- _LISTED ENTRIES_:
=====
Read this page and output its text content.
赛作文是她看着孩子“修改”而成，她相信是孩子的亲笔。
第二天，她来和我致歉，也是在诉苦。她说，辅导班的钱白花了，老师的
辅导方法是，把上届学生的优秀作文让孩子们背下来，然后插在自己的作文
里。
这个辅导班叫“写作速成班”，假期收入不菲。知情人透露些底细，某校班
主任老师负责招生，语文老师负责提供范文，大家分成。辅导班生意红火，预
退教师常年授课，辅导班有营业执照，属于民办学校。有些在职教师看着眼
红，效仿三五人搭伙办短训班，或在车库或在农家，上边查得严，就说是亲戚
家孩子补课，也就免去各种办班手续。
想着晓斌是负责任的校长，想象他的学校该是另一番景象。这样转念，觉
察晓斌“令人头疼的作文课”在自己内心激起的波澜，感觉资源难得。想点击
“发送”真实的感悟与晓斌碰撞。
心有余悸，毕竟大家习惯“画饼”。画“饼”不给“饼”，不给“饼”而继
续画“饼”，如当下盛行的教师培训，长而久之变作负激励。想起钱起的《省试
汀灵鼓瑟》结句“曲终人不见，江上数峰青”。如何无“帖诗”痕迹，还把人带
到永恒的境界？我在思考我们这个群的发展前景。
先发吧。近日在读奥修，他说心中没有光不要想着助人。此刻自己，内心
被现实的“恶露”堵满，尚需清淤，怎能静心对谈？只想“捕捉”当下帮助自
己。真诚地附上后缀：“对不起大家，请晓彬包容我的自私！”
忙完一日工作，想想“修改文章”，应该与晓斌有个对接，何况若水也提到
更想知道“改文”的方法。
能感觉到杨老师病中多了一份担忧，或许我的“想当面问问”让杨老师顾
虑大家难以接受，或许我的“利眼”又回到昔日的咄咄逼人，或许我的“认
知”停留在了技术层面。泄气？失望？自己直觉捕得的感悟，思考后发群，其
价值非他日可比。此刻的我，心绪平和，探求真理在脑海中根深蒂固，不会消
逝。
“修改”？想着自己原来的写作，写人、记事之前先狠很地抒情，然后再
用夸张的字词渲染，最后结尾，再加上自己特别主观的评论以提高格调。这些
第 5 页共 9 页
=====
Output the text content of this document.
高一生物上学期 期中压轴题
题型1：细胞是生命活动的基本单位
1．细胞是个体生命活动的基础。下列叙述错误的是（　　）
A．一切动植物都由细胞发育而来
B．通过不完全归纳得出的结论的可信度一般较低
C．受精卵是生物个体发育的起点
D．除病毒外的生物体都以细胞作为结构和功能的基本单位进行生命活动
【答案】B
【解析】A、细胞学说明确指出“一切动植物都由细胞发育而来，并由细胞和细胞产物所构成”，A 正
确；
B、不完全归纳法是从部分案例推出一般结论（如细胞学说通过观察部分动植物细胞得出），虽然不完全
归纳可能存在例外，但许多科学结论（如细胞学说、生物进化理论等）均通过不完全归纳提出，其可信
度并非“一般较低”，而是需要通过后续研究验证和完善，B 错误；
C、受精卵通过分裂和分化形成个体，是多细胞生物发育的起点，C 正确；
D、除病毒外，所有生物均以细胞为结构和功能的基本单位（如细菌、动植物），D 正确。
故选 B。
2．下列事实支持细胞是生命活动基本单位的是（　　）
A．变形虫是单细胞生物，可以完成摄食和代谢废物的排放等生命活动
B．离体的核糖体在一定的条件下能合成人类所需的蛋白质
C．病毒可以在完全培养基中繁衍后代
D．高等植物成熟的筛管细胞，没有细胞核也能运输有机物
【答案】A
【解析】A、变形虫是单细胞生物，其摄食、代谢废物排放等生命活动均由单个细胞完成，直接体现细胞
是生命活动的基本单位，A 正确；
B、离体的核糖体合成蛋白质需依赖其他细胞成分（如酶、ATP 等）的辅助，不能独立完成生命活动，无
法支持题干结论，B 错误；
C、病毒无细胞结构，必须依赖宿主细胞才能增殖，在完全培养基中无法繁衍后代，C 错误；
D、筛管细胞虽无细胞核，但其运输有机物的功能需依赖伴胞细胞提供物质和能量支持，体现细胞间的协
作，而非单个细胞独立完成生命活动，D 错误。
=====
- _DIRECTIONS_:
Exactly how many lines of the material contain the word "this"? Write the number alone.

- _ANSWER FOR THE TASK_:
2